→ **依頼 A**:
記録のうち、「bar-telehealth-2023-02 — [371, 552, 393, 572]」を含む行から「brand-main: Bloomberg — [996, 700, 1120, 727]」を含む行まで（両端の行も含む）を、一字も変えずにもう一度書くこと。

+++ 記事 +++

工場勤務を辞めて「美団・饿了吗」の宅配ライダーになる若者(上)」の続きです。

宅配ライダーは日本でいうウーバーイーツの配達員のこと。中国には美団(メイトゥアン)と饿了吗(アーラマ)があり、日本とは比較にならないほどインフラ化している。

工場オーナーたちの新たな課題

宅配ライダーは新人たちのことを何とも思っていないが、工場オーナーたちにとっては悩みの種だ。

製造業の人手不足はかなり深刻な問題となっているようだ。中国メディア「人民日報」の調査によると、中国では最大73%の企業が労働者の採用に困難を感じており、特に熟練工員の不足が課題となっている。人口ボーナスの消滅も理由の1つだが、より大きな理由は、デリバリーや宅急便など、若者に豊富な選択肢を提供する新しい業界の出現である。

深圳でカート製造工場を経営する王鳳(ワンフェン)は、10年前の採用活動の喧騒を鮮明に覚えている。彼は人手を探しに転職市場に足を運ぶ必要すらなかった。彼の故郷の親戚やその子供たちすべてが彼の工場に住み込みで働きに来たからだ。そして今日、彼は人手を探しに転職市場にやってきたが、そこにはもう誰もおらず、中学・高校を卒業した村の若者たちで工場勤務を希望する者はいないことがわかった。

国家統計局が発表した「2020年農民工調査報告書」によると、2008年から2018年までの中国で製造業に従事する出稼ぎ労働者数の年平均成長率はマイナス2.8%だった。かつては製造業の労働力として出稼ぎ労働者が大きな役割を果たしていたが、今の若者たちは一回り上の世代のように組立ラインの労働条件に我慢することができなくなっている。

+++

→ **依頼 B**:
記事の内容を2文で要約すること。

+++ 提供データ +++

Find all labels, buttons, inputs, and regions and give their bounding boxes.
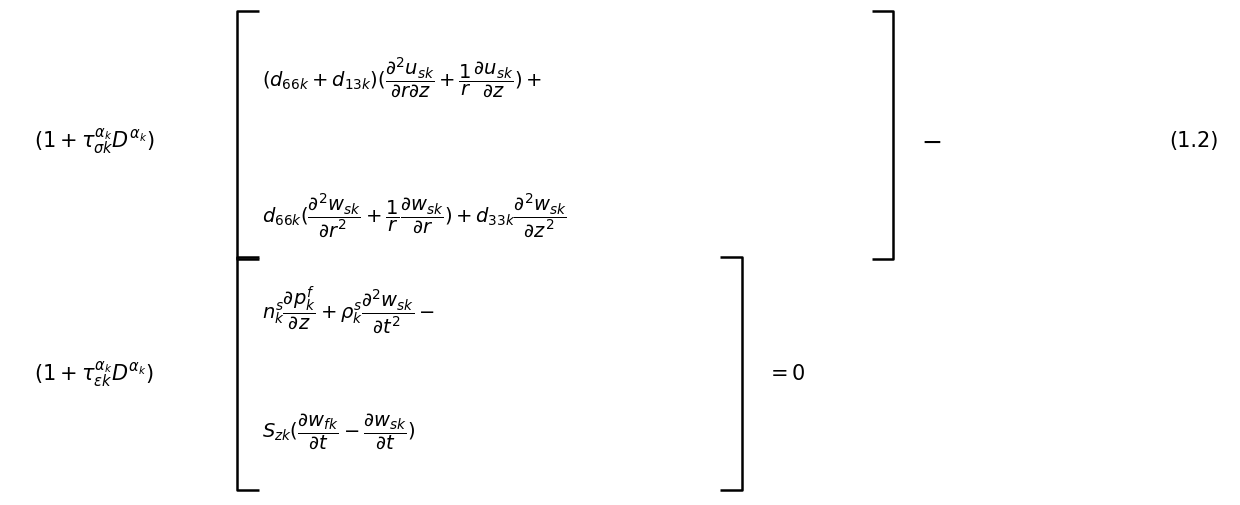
Text: $d_{66k}(\dfrac{\partial^2 w_{sk}}{\partial r^2}+\dfrac{1}{r}\dfrac{\partial w_{: $d_{66k}(\dfrac{\partial^2 w_{sk}}{\part… xyxy=(262,191,567,239)
Text: $-$: $-$ xyxy=(921,129,941,153)
Text: $S_{zk}(\dfrac{\partial w_{fk}}{\partial t}-\dfrac{\partial w_{sk}}{\partial t}): $S_{zk}(\dfrac{\partial w_{fk}}{\partial… xyxy=(262,411,414,450)
Text: $(d_{66k}+d_{13k})(\dfrac{\partial^2 u_{sk}}{\partial r\partial z}+\dfrac{1}{r}\: $(d_{66k}+d_{13k})(\dfrac{\partial^2 u_{… xyxy=(262,55,542,98)
Text: $(1+\tau_{\sigma k}^{\alpha_k} D^{\alpha_k})$: $(1+\tau_{\sigma k}^{\alpha_k} D^{\alpha… xyxy=(35,126,155,156)
Text: $=0$: $=0$ xyxy=(766,364,805,384)
Text: $(1+\tau_{\varepsilon k}^{\alpha_k} D^{\alpha_k})$: $(1+\tau_{\varepsilon k}^{\alpha_k} D^{\… xyxy=(35,359,154,389)
Text: $n_k^s\dfrac{\partial p_k^f}{\partial z}+\rho_k^s\dfrac{\partial^2 w_{sk}}{\part: $n_k^s\dfrac{\partial p_k^f}{\partial z}… xyxy=(262,284,434,335)
Text: (1.2): (1.2) xyxy=(1169,131,1219,151)
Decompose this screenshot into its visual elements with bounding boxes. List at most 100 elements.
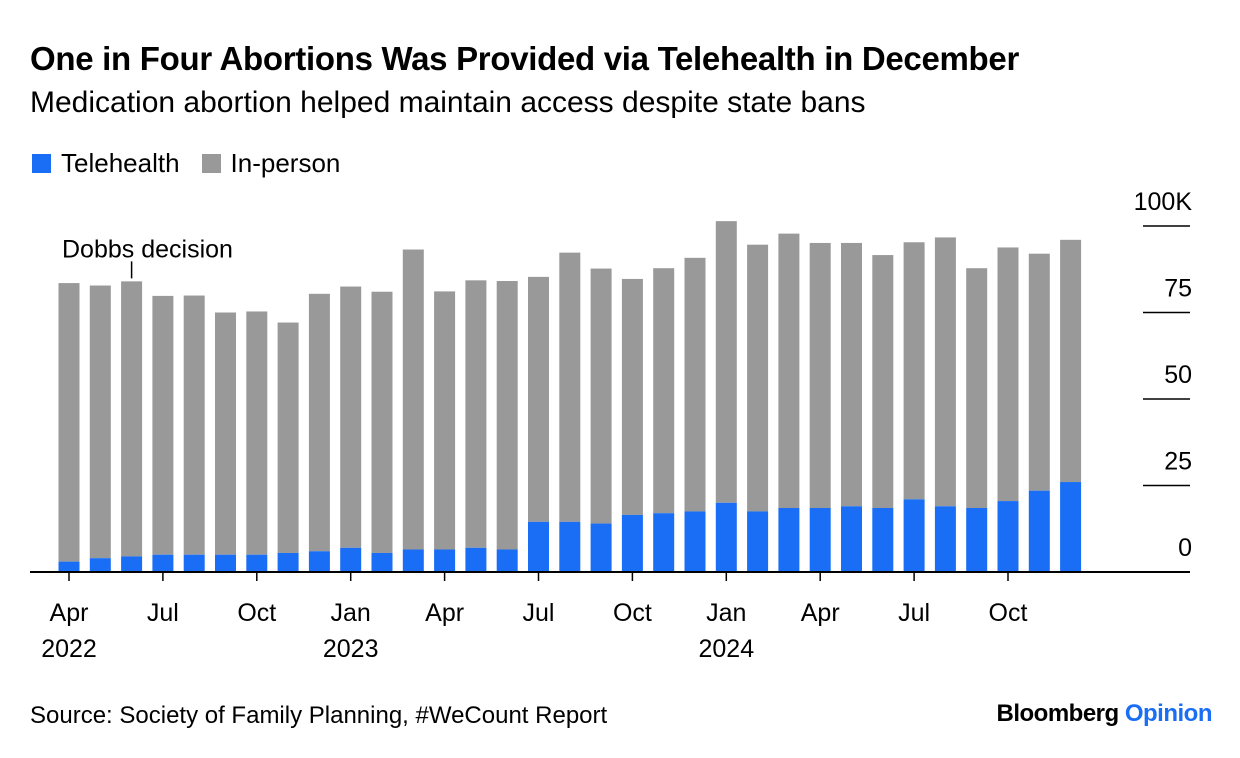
bar-telehealth-2023-02 — [371, 552, 393, 572]
bar-in-person-2023-05 — [465, 280, 487, 548]
x-tick-label-12: Apr — [425, 599, 464, 627]
legend-swatch-in-person — [201, 154, 221, 173]
brand-main: Bloomberg — [996, 700, 1120, 727]
bar-telehealth-2024-08 — [934, 506, 956, 572]
brand-accent: Opinion — [1124, 700, 1213, 727]
bar-in-person-2022-05 — [89, 285, 111, 559]
x-year-label-2023: 2023 — [323, 635, 379, 663]
bar-in-person-2022-06 — [121, 281, 143, 557]
legend-item-in-person: In-person — [201, 148, 341, 179]
bar-in-person-2023-08 — [559, 252, 581, 522]
bar-telehealth-2022-08 — [183, 554, 205, 572]
bar-telehealth-2023-06 — [496, 549, 518, 572]
bar-telehealth-2023-12 — [684, 511, 706, 572]
bar-in-person-2023-06 — [496, 281, 518, 550]
bar-in-person-2023-04 — [434, 291, 456, 550]
chart-title: One in Four Abortions Was Provided via T… — [30, 40, 1020, 77]
bar-in-person-2024-06 — [872, 255, 894, 508]
y-tick-label-100: 100K — [1134, 188, 1193, 216]
bar-telehealth-2022-12 — [308, 551, 330, 572]
bar-in-person-2023-11 — [653, 268, 675, 514]
legend-label-telehealth: Telehealth — [61, 148, 180, 178]
bar-in-person-2024-10 — [997, 247, 1019, 502]
bar-in-person-2022-11 — [277, 322, 299, 553]
brand-logo: Bloomberg Opinion — [997, 700, 1213, 728]
bar-in-person-2022-09 — [215, 312, 236, 555]
legend-swatch-telehealth — [32, 154, 51, 173]
annotation-dobbs-decision: Dobbs decision — [62, 235, 233, 263]
bar-in-person-2022-10 — [246, 311, 268, 555]
bar-telehealth-2023-09 — [590, 523, 612, 572]
bar-telehealth-2024-07 — [903, 499, 925, 572]
bar-telehealth-2022-11 — [277, 552, 299, 572]
x-year-label-2024: 2024 — [698, 635, 754, 663]
bar-in-person-2024-12 — [1060, 239, 1082, 483]
x-tick-label-15: Jul — [523, 599, 555, 627]
bar-in-person-2022-07 — [152, 295, 174, 555]
x-tick-label-24: Apr — [801, 599, 840, 627]
legend-item-telehealth: Telehealth — [32, 148, 180, 179]
x-tick-label-0: Apr — [50, 599, 89, 627]
x-tick-label-27: Jul — [898, 599, 930, 627]
bar-in-person-2023-09 — [590, 268, 612, 524]
bar-in-person-2024-11 — [1028, 253, 1050, 491]
bar-in-person-2024-09 — [966, 268, 988, 508]
bar-telehealth-2022-10 — [246, 554, 268, 572]
bar-telehealth-2023-07 — [528, 521, 549, 572]
bar-in-person-2022-04 — [58, 283, 80, 562]
bar-in-person-2023-10 — [621, 278, 643, 515]
bar-in-person-2023-01 — [340, 286, 362, 548]
bar-in-person-2024-01 — [715, 221, 737, 503]
bar-in-person-2024-05 — [841, 242, 862, 507]
bar-telehealth-2023-03 — [402, 549, 424, 572]
bar-telehealth-2024-09 — [966, 507, 988, 572]
bar-telehealth-2023-01 — [340, 547, 362, 572]
bar-telehealth-2024-05 — [841, 506, 862, 572]
bar-telehealth-2024-03 — [778, 507, 800, 572]
bar-in-person-2023-12 — [684, 257, 706, 512]
bar-in-person-2023-02 — [371, 291, 393, 553]
bar-telehealth-2024-10 — [997, 501, 1019, 572]
legend-label-in-person: In-person — [230, 148, 341, 178]
y-tick-label-75: 75 — [1164, 275, 1192, 303]
bar-telehealth-2024-02 — [747, 511, 769, 572]
x-tick-label-9: Jan — [331, 599, 371, 627]
bar-telehealth-2022-06 — [121, 556, 143, 572]
bar-telehealth-2022-04 — [58, 561, 80, 572]
bar-telehealth-2024-04 — [809, 507, 831, 572]
y-tick-label-50: 50 — [1164, 361, 1192, 389]
bar-telehealth-2023-10 — [621, 514, 643, 572]
bar-in-person-2024-02 — [747, 244, 769, 512]
bar-telehealth-2023-11 — [653, 513, 675, 572]
chart-subtitle: Medication abortion helped maintain acce… — [30, 86, 866, 119]
y-tick-label-25: 25 — [1164, 448, 1192, 476]
bar-telehealth-2024-01 — [715, 502, 737, 572]
x-year-label-2022: 2022 — [41, 635, 97, 663]
bar-in-person-2024-03 — [778, 233, 800, 508]
bar-telehealth-2023-05 — [465, 547, 487, 572]
x-tick-label-3: Jul — [147, 599, 179, 627]
x-tick-label-30: Oct — [989, 599, 1028, 627]
bar-telehealth-2023-04 — [434, 549, 456, 572]
bar-telehealth-2023-08 — [559, 521, 581, 572]
legend: Telehealth In-person — [32, 148, 362, 179]
x-tick-label-6: Oct — [237, 599, 276, 627]
bar-in-person-2022-08 — [183, 295, 205, 555]
bar-in-person-2024-08 — [934, 237, 956, 507]
source-note: Source: Society of Family Planning, #WeC… — [30, 702, 608, 729]
bar-in-person-2023-03 — [402, 249, 424, 550]
x-tick-label-21: Jan — [706, 599, 746, 627]
bar-telehealth-2022-09 — [215, 554, 236, 572]
bar-telehealth-2022-07 — [152, 554, 174, 572]
bar-in-person-2022-12 — [308, 293, 330, 552]
bar-telehealth-2022-05 — [89, 558, 111, 572]
bar-in-person-2023-07 — [528, 276, 549, 522]
y-tick-label-0: 0 — [1178, 534, 1192, 562]
bar-telehealth-2024-11 — [1028, 490, 1050, 572]
bar-telehealth-2024-12 — [1060, 482, 1082, 572]
bar-in-person-2024-07 — [903, 242, 925, 500]
x-tick-label-18: Oct — [613, 599, 652, 627]
bar-in-person-2024-04 — [809, 242, 831, 508]
bar-telehealth-2024-06 — [872, 507, 894, 572]
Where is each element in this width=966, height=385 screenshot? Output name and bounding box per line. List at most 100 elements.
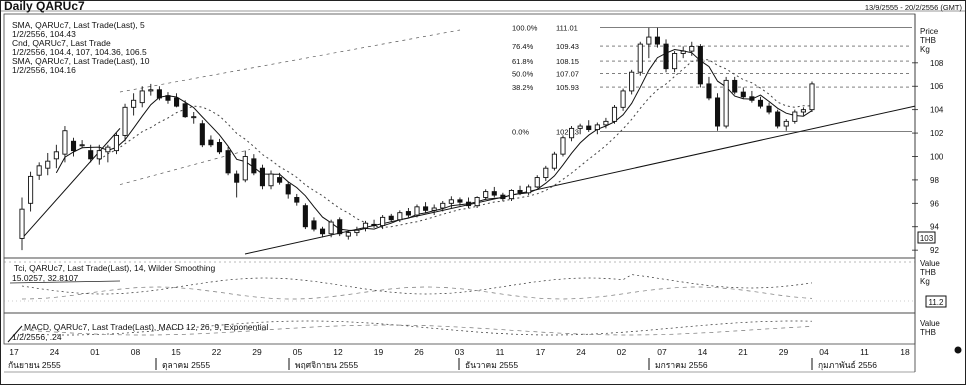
candlestick [654,27,660,48]
candlestick [28,171,34,212]
rally-trendline [21,128,121,239]
candlestick [637,41,643,76]
candlestick [440,200,446,212]
candlestick [182,100,188,118]
candlestick [354,226,360,237]
candlestick [62,126,68,163]
candlestick [96,144,102,165]
candle-body-up [620,90,626,108]
candlestick [534,175,540,189]
candle-body-up [362,222,369,229]
candle-body-up [646,36,652,45]
candle-body-up [380,216,386,227]
candle-body-down [319,228,326,235]
candlestick [294,193,300,206]
macd-panel-frame [3,312,916,345]
candlestick [242,150,248,183]
fibonacci-levels: 100.0% 111.01 76.4% 109.43 61.8% 108.15 50.0% 1… [512,24,912,137]
price-tick-label: 94 [930,223,939,232]
scroll-dot-icon[interactable] [954,346,962,354]
candle-body-down [405,211,411,216]
candle-body-up [431,207,437,211]
candle-body-up [19,208,25,239]
indicator-underline [9,280,121,284]
candle-body-up [543,167,549,179]
candle-body-up [328,221,334,235]
candlestick [732,76,738,95]
price-tick-label: 104 [930,106,944,115]
candle-body-up [680,50,686,54]
price-tick-label: 92 [930,246,939,255]
candle-body-down [500,194,506,200]
candle-body-down [174,97,180,107]
fib-level-value: 111.01 [556,24,578,33]
candlestick [594,122,600,135]
indicator-header-1: Value [920,259,940,268]
x-tick-label: 12 [333,347,343,357]
candlestick [251,154,257,176]
x-tick-label: 02 [617,347,627,357]
x-tick-label: 21 [738,347,748,357]
last-price-box [917,231,936,244]
candle-body-up [191,116,197,119]
indicator-last-box [925,295,947,308]
macd-lines [21,320,813,336]
candle-body-down [70,140,77,152]
candle-body-down [225,150,231,174]
fib-level-value: 105.93 [556,83,579,92]
candlestick [680,46,686,59]
candlestick [156,86,162,101]
candle-body-down [285,184,291,195]
x-tick-label: 11 [496,347,505,357]
macd-signal-line [21,324,813,336]
candle-body-down [423,206,429,211]
candlestick [319,226,326,238]
month-label: กุมภาพันธ์ 2556 [818,360,877,371]
candle-body-up [672,53,678,70]
fib-level-value: 108.15 [556,57,579,66]
candlestick [328,219,334,238]
candlestick [388,213,394,223]
candle-body-up [483,191,489,198]
x-tick-label: 24 [576,347,586,357]
legend-line-5: SMA, QARUc7, Last Trade(Last), 10 [12,56,150,66]
candlestick [800,107,806,116]
candlestick [234,170,240,198]
candlestick [629,69,635,95]
macd-header-1: Value [920,319,940,328]
candlestick [431,204,437,216]
candlestick [311,217,317,232]
candlestick [586,120,592,132]
candlestick [551,151,557,171]
price-axis: 92 94 96 98 100 102 104 106 108 [912,59,944,255]
month-label: ธันวาคม 2555 [465,360,518,370]
candlestick [526,184,532,196]
fib-level-value: 109.43 [556,42,579,51]
legend-line-2: 1/2/2556, 104.43 [12,29,76,39]
month-label: พฤศจิกายน 2555 [295,360,358,370]
candlestick [569,126,575,142]
price-axis-header-1: Price [920,27,939,36]
candle-body-up [397,212,403,221]
candlestick [603,117,609,129]
candlestick [706,76,712,101]
price-axis-header: Price THB Kg 103 [917,27,939,244]
candle-body-down [156,89,162,99]
candlestick [216,138,223,155]
candlestick [809,81,815,112]
candlestick [191,112,197,124]
x-tick-label: 18 [900,347,910,357]
candlestick [405,208,411,218]
candle-body-up [148,89,154,92]
candlestick [620,88,626,111]
candle-body-up [242,156,248,181]
candle-body-up [603,120,609,126]
candlestick [689,41,695,56]
x-tick-label: 29 [252,347,262,357]
candle-body-up [526,186,532,194]
indicator-header-3: Kg [920,277,930,286]
candle-body-up [611,106,618,122]
candle-body-up [345,232,351,237]
candle-body-up [96,150,102,160]
indicator-header-2: THB [920,268,936,277]
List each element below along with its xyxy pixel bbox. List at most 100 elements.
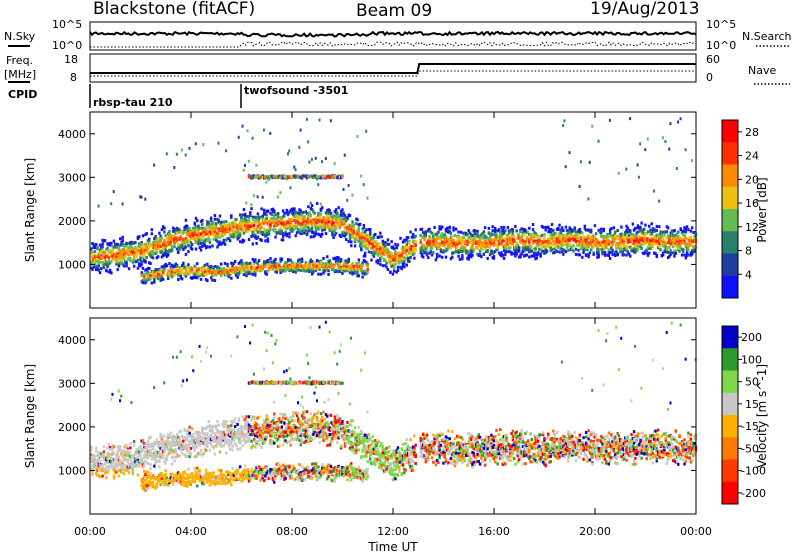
scatter-cell — [365, 228, 367, 231]
scatter-cell — [557, 246, 559, 249]
scatter-cell — [269, 257, 271, 260]
scatter-cell — [600, 228, 602, 231]
scatter-cell — [95, 447, 97, 450]
scatter-cell — [173, 166, 175, 169]
scatter-cell — [277, 215, 279, 218]
scatter-cell — [269, 132, 271, 135]
scatter-cell — [408, 260, 410, 263]
scatter-cell — [122, 467, 124, 470]
scatter-cell — [286, 209, 288, 212]
scatter-cell — [240, 225, 242, 228]
freq-tick-bottom: 8 — [70, 71, 77, 84]
scatter-cell — [265, 229, 267, 232]
scatter-cell — [154, 243, 156, 246]
scatter-cell — [212, 238, 214, 241]
scatter-cell — [319, 215, 321, 218]
scatter-cell — [137, 267, 139, 270]
scatter-cell — [680, 237, 682, 240]
scatter-cell — [512, 242, 514, 245]
scatter-cell — [201, 219, 203, 222]
scatter-cell — [262, 233, 264, 236]
scatter-cell — [105, 476, 107, 479]
scatter-cell — [300, 209, 302, 212]
scatter-cell — [493, 244, 495, 247]
scatter-cell — [207, 235, 209, 238]
scatter-cell — [229, 239, 231, 242]
scatter-cell — [327, 217, 329, 220]
scatter-cell — [124, 255, 126, 258]
scatter-cell — [350, 240, 352, 243]
scatter-cell — [327, 269, 329, 272]
scatter-cell — [355, 222, 357, 225]
scatter-cell — [106, 452, 108, 455]
scatter-cell — [228, 230, 230, 233]
scatter-cell — [164, 462, 166, 465]
scatter-cell — [464, 241, 466, 244]
scatter-cell — [507, 226, 509, 229]
scatter-cell — [274, 213, 276, 216]
scatter-cell — [199, 273, 201, 276]
scatter-cell — [186, 238, 188, 241]
scatter-cell — [93, 266, 95, 269]
scatter-cell — [170, 240, 172, 243]
scatter-cell — [551, 244, 553, 247]
scatter-cell — [137, 259, 139, 262]
scatter-cell — [162, 278, 164, 281]
scatter-cell — [374, 233, 376, 236]
scatter-cell — [514, 225, 516, 228]
scatter-cell — [223, 239, 225, 242]
scatter-cell — [187, 250, 189, 253]
scatter-cell — [142, 243, 144, 246]
scatter-cell — [123, 264, 125, 267]
scatter-cell — [369, 231, 371, 234]
scatter-cell — [144, 260, 146, 263]
scatter-cell — [433, 226, 435, 229]
scatter-cell — [176, 232, 178, 235]
scatter-cell — [430, 250, 432, 253]
scatter-cell — [259, 222, 261, 225]
scatter-cell — [337, 206, 339, 209]
scatter-cell — [194, 223, 196, 226]
scatter-cell — [356, 135, 358, 138]
scatter-cell — [326, 255, 328, 258]
scatter-cell — [100, 256, 102, 259]
scatter-cell — [678, 250, 680, 253]
scatter-cell — [293, 166, 295, 169]
scatter-cell — [168, 230, 170, 233]
scatter-cell — [200, 239, 202, 242]
scatter-cell — [216, 236, 218, 239]
scatter-cell — [677, 231, 679, 234]
scatter-cell — [690, 230, 692, 233]
nsearch-label: N.Search — [742, 30, 792, 43]
scatter-cell — [428, 228, 430, 231]
scatter-cell — [206, 245, 208, 248]
scatter-cell — [191, 248, 193, 251]
scatter-cell — [242, 125, 244, 128]
scatter-cell — [532, 223, 534, 226]
scatter-cell — [301, 260, 303, 263]
scatter-cell — [432, 251, 434, 254]
scatter-cell — [543, 234, 545, 237]
scatter-cell — [634, 227, 636, 230]
scatter-cell — [664, 242, 666, 245]
scatter-cell — [253, 263, 255, 266]
scatter-cell — [171, 245, 173, 248]
scatter-cell — [149, 467, 151, 470]
scatter-cell — [264, 239, 266, 242]
scatter-cell — [95, 450, 97, 453]
scatter-cell — [427, 256, 429, 259]
scatter-cell — [163, 450, 165, 453]
nave-tick-top: 60 — [706, 53, 720, 66]
scatter-cell — [618, 172, 620, 175]
scatter-cell — [96, 454, 98, 457]
scatter-cell — [152, 256, 154, 259]
scatter-cell — [603, 228, 605, 231]
scatter-cell — [320, 213, 322, 216]
scatter-cell — [152, 481, 154, 484]
scatter-cell — [133, 444, 135, 447]
scatter-cell — [311, 204, 313, 207]
scatter-cell — [166, 264, 168, 267]
scatter-cell — [143, 470, 145, 473]
scatter-cell — [142, 460, 144, 463]
scatter-cell — [214, 218, 216, 221]
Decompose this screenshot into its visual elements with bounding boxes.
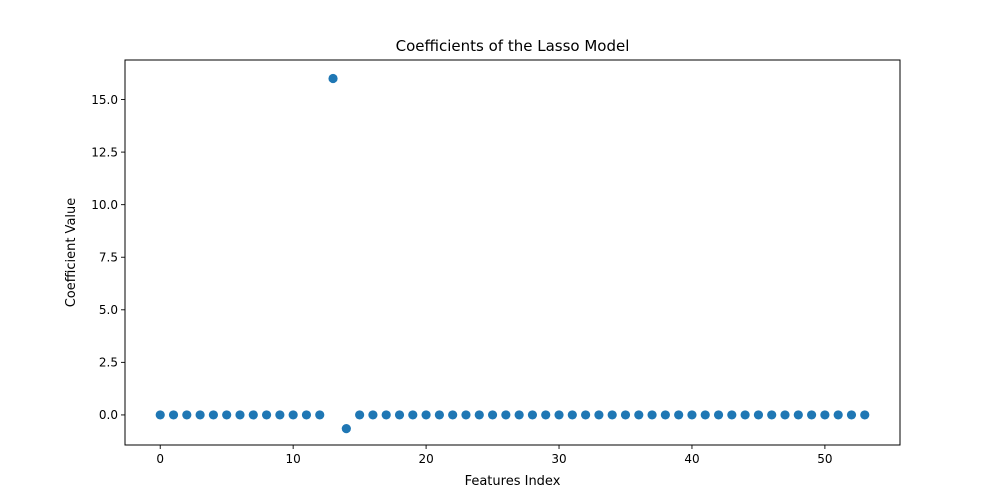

+++

→ **回答全文 A**:
bar-telehealth-2023-02 — [371, 552, 393, 572]
bar-in-person-2023-05 — [465, 280, 487, 548]
x-tick-label-12: Apr — [425, 599, 464, 627]
legend-swatch-in-person — [201, 154, 221, 173]
brand-main: Bloomberg — [996, 700, 1120, 727]

→ **回答全文 B**:
中国では最大73%の企業が労働者の採用に困難を感じるほど製造業の人手不足が深刻で、その大きな理由は、デリバリーや宅急便など若者に豊富な選択肢を提供する新しい業界の出現である。2008年から2018年までの製造業に従事する出稼ぎ労働者数の年平均成長率はマイナス2.8%で、今の若者たちは組立ラインの労働条件に我慢することができなくなっている。